• [GIVEN REQUEST]
Restate the whole listing exactly.

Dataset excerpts

★ ★ ★ ★ ★

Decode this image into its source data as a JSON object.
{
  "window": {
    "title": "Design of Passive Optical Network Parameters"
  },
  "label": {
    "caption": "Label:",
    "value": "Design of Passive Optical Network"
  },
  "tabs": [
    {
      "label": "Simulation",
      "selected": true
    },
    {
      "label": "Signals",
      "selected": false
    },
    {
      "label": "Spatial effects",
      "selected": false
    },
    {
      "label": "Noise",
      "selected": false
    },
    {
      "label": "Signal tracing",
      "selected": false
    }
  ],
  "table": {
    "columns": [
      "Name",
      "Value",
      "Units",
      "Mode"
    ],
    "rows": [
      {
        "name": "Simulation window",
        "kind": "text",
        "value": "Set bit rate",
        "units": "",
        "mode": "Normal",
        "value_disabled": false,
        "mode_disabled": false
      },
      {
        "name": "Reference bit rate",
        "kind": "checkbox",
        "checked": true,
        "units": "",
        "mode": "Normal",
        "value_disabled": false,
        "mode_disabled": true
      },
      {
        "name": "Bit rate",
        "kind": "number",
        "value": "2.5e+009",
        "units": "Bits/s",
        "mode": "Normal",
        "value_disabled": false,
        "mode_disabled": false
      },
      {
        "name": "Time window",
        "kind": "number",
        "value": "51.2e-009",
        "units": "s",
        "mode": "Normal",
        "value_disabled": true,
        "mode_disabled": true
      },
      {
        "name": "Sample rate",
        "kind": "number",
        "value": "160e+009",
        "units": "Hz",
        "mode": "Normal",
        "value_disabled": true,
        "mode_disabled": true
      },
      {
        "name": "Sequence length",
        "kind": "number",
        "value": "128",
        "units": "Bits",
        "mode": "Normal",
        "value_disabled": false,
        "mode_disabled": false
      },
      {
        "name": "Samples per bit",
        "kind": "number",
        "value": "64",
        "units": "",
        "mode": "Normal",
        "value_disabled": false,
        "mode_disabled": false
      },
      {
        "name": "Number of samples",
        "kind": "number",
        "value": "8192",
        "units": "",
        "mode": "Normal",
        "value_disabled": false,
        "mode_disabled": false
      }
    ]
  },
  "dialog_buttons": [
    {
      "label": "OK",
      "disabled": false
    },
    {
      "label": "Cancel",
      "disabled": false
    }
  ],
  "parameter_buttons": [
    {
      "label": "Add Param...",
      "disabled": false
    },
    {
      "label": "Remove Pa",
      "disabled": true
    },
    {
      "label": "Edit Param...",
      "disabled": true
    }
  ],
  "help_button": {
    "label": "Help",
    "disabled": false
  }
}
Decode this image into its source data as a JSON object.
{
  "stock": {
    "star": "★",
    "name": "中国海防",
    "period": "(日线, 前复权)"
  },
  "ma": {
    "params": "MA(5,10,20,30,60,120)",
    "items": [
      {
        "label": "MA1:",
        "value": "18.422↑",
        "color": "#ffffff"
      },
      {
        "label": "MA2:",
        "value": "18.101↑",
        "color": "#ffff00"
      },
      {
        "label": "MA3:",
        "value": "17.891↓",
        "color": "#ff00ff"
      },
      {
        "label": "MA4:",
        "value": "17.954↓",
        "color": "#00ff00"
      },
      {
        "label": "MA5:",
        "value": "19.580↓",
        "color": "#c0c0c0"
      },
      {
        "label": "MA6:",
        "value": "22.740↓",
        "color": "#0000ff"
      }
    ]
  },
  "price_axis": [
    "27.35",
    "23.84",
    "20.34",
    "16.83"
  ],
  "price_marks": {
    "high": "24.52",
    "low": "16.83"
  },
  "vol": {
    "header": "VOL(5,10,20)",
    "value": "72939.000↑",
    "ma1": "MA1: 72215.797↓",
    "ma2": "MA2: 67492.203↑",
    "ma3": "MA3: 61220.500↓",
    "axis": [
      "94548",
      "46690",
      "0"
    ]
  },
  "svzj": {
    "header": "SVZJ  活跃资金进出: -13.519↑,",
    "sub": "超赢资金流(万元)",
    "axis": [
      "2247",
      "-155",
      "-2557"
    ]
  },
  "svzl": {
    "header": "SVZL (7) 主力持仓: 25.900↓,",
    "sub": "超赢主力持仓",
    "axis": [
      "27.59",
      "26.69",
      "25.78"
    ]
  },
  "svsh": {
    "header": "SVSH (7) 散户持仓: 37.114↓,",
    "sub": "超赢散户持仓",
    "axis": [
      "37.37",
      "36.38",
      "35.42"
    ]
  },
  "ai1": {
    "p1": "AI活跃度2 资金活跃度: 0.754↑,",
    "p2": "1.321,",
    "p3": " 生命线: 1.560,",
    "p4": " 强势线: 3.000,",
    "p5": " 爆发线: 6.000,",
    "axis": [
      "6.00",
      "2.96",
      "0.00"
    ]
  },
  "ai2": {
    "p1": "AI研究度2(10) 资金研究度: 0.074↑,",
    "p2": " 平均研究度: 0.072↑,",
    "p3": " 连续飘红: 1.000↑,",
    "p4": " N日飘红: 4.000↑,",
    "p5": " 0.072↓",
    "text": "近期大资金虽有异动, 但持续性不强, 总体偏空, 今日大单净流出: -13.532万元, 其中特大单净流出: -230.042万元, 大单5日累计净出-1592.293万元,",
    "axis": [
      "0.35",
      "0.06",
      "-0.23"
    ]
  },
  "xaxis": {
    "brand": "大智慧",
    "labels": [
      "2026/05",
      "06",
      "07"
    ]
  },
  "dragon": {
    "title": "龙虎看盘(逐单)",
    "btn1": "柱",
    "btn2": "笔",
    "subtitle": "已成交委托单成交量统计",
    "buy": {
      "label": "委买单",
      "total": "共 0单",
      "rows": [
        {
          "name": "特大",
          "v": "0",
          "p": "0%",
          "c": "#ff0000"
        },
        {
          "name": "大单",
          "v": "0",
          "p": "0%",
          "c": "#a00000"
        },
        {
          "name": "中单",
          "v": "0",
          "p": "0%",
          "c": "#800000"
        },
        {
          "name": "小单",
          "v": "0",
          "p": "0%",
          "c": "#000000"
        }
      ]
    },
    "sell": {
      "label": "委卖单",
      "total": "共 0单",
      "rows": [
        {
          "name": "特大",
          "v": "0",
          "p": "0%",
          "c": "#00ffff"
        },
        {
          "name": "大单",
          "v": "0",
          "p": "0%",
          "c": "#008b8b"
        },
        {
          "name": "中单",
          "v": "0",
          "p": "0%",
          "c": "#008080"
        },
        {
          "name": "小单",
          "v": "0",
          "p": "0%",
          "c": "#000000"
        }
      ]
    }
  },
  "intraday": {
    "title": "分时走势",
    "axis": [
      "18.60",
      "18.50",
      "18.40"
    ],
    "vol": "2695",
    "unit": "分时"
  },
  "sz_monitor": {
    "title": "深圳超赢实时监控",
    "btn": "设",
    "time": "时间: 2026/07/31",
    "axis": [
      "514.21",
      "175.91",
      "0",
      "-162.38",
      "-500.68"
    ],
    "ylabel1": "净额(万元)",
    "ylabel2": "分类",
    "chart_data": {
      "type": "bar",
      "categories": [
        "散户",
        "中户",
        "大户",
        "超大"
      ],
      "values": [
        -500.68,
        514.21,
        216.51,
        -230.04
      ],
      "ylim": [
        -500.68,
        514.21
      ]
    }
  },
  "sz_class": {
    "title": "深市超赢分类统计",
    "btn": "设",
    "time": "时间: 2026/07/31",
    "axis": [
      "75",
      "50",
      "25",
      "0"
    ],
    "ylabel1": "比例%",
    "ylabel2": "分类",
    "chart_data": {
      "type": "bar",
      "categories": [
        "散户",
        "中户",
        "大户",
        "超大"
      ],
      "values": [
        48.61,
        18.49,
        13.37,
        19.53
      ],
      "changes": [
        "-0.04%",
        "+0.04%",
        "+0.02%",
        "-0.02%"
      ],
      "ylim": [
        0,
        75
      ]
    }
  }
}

★ ★ ★ ★ ★

• [EXERCISE RESPONSE]
Decode this image into its source data as a JSON object.
{
  "window": {
    "title": "Design of Passive Optical Network Parameters"
  },
  "label": {
    "caption": "Label:",
    "value": "Design of Passive Optical Network"
  },
  "tabs": [
    {
      "label": "Simulation",
      "selected": true
    },
    {
      "label": "Signals",
      "selected": false
    },
    {
      "label": "Spatial effects",
      "selected": false
    },
    {
      "label": "Noise",
      "selected": false
    },
    {
      "label": "Signal tracing",
      "selected": false
    }
  ],
  "table": {
    "columns": [
      "Name",
      "Value",
      "Units",
      "Mode"
    ],
    "rows": [
      {
        "name": "Simulation window",
        "kind": "text",
        "value": "Set bit rate",
        "units": "",
        "mode": "Normal",
        "value_disabled": false,
        "mode_disabled": false
      },
      {
        "name": "Reference bit rate",
        "kind": "checkbox",
        "checked": true,
        "units": "",
        "mode": "Normal",
        "value_disabled": false,
        "mode_disabled": true
      },
      {
        "name": "Bit rate",
        "kind": "number",
        "value": "2.5e+009",
        "units": "Bits/s",
        "mode": "Normal",
        "value_disabled": false,
        "mode_disabled": false
      },
      {
        "name": "Time window",
        "kind": "number",
        "value": "51.2e-009",
        "units": "s",
        "mode": "Normal",
        "value_disabled": true,
        "mode_disabled": true
      },
      {
        "name": "Sample rate",
        "kind": "number",
        "value": "160e+009",
        "units": "Hz",
        "mode": "Normal",
        "value_disabled": true,
        "mode_disabled": true
      },
      {
        "name": "Sequence length",
        "kind": "number",
        "value": "128",
        "units": "Bits",
        "mode": "Normal",
        "value_disabled": false,
        "mode_disabled": false
      },
      {
        "name": "Samples per bit",
        "kind": "number",
        "value": "64",
        "units": "",
        "mode": "Normal",
        "value_disabled": false,
        "mode_disabled": false
      },
      {
        "name": "Number of samples",
        "kind": "number",
        "value": "8192",
        "units": "",
        "mode": "Normal",
        "value_disabled": false,
        "mode_disabled": false
      }
    ]
  },
  "dialog_buttons": [
    {
      "label": "OK",
      "disabled": false
    },
    {
      "label": "Cancel",
      "disabled": false
    }
  ],
  "parameter_buttons": [
    {
      "label": "Add Param...",
      "disabled": false
    },
    {
      "label": "Remove Pa",
      "disabled": true
    },
    {
      "label": "Edit Param...",
      "disabled": true
    }
  ],
  "help_button": {
    "label": "Help",
    "disabled": false
  }
}
Decode this image into its source data as a JSON object.
{
  "stock": {
    "star": "★",
    "name": "中国海防",
    "period": "(日线, 前复权)"
  },
  "ma": {
    "params": "MA(5,10,20,30,60,120)",
    "items": [
      {
        "label": "MA1:",
        "value": "18.422↑",
        "color": "#ffffff"
      },
      {
        "label": "MA2:",
        "value": "18.101↑",
        "color": "#ffff00"
      },
      {
        "label": "MA3:",
        "value": "17.891↓",
        "color": "#ff00ff"
      },
      {
        "label": "MA4:",
        "value": "17.954↓",
        "color": "#00ff00"
      },
      {
        "label": "MA5:",
        "value": "19.580↓",
        "color": "#c0c0c0"
      },
      {
        "label": "MA6:",
        "value": "22.740↓",
        "color": "#0000ff"
      }
    ]
  },
  "price_axis": [
    "27.35",
    "23.84",
    "20.34",
    "16.83"
  ],
  "price_marks": {
    "high": "24.52",
    "low": "16.83"
  },
  "vol": {
    "header": "VOL(5,10,20)",
    "value": "72939.000↑",
    "ma1": "MA1: 72215.797↓",
    "ma2": "MA2: 67492.203↑",
    "ma3": "MA3: 61220.500↓",
    "axis": [
      "94548",
      "46690",
      "0"
    ]
  },
  "svzj": {
    "header": "SVZJ  活跃资金进出: -13.519↑,",
    "sub": "超赢资金流(万元)",
    "axis": [
      "2247",
      "-155",
      "-2557"
    ]
  },
  "svzl": {
    "header": "SVZL (7) 主力持仓: 25.900↓,",
    "sub": "超赢主力持仓",
    "axis": [
      "27.59",
      "26.69",
      "25.78"
    ]
  },
  "svsh": {
    "header": "SVSH (7) 散户持仓: 37.114↓,",
    "sub": "超赢散户持仓",
    "axis": [
      "37.37",
      "36.38",
      "35.42"
    ]
  },
  "ai1": {
    "p1": "AI活跃度2 资金活跃度: 0.754↑,",
    "p2": "1.321,",
    "p3": " 生命线: 1.560,",
    "p4": " 强势线: 3.000,",
    "p5": " 爆发线: 6.000,",
    "axis": [
      "6.00",
      "2.96",
      "0.00"
    ]
  },
  "ai2": {
    "p1": "AI研究度2(10) 资金研究度: 0.074↑,",
    "p2": " 平均研究度: 0.072↑,",
    "p3": " 连续飘红: 1.000↑,",
    "p4": " N日飘红: 4.000↑,",
    "p5": " 0.072↓",
    "text": "近期大资金虽有异动, 但持续性不强, 总体偏空, 今日大单净流出: -13.532万元, 其中特大单净流出: -230.042万元, 大单5日累计净出-1592.293万元,",
    "axis": [
      "0.35",
      "0.06",
      "-0.23"
    ]
  },
  "xaxis": {
    "brand": "大智慧",
    "labels": [
      "2026/05",
      "06",
      "07"
    ]
  },
  "dragon": {
    "title": "龙虎看盘(逐单)",
    "btn1": "柱",
    "btn2": "笔",
    "subtitle": "已成交委托单成交量统计",
    "buy": {
      "label": "委买单",
      "total": "共 0单",
      "rows": [
        {
          "name": "特大",
          "v": "0",
          "p": "0%",
          "c": "#ff0000"
        },
        {
          "name": "大单",
          "v": "0",
          "p": "0%",
          "c": "#a00000"
        },
        {
          "name": "中单",
          "v": "0",
          "p": "0%",
          "c": "#800000"
        },
        {
          "name": "小单",
          "v": "0",
          "p": "0%",
          "c": "#000000"
        }
      ]
    },
    "sell": {
      "label": "委卖单",
      "total": "共 0单",
      "rows": [
        {
          "name": "特大",
          "v": "0",
          "p": "0%",
          "c": "#00ffff"
        },
        {
          "name": "大单",
          "v": "0",
          "p": "0%",
          "c": "#008b8b"
        },
        {
          "name": "中单",
          "v": "0",
          "p": "0%",
          "c": "#008080"
        },
        {
          "name": "小单",
          "v": "0",
          "p": "0%",
          "c": "#000000"
        }
      ]
    }
  },
  "intraday": {
    "title": "分时走势",
    "axis": [
      "18.60",
      "18.50",
      "18.40"
    ],
    "vol": "2695",
    "unit": "分时"
  },
  "sz_monitor": {
    "title": "深圳超赢实时监控",
    "btn": "设",
    "time": "时间: 2026/07/31",
    "axis": [
      "514.21",
      "175.91",
      "0",
      "-162.38",
      "-500.68"
    ],
    "ylabel1": "净额(万元)",
    "ylabel2": "分类",
    "chart_data": {
      "type": "bar",
      "categories": [
        "散户",
        "中户",
        "大户",
        "超大"
      ],
      "values": [
        -500.68,
        514.21,
        216.51,
        -230.04
      ],
      "ylim": [
        -500.68,
        514.21
      ]
    }
  },
  "sz_class": {
    "title": "深市超赢分类统计",
    "btn": "设",
    "time": "时间: 2026/07/31",
    "axis": [
      "75",
      "50",
      "25",
      "0"
    ],
    "ylabel1": "比例%",
    "ylabel2": "分类",
    "chart_data": {
      "type": "bar",
      "categories": [
        "散户",
        "中户",
        "大户",
        "超大"
      ],
      "values": [
        48.61,
        18.49,
        13.37,
        19.53
      ],
      "changes": [
        "-0.04%",
        "+0.04%",
        "+0.02%",
        "-0.02%"
      ],
      "ylim": [
        0,
        75
      ]
    }
  }
}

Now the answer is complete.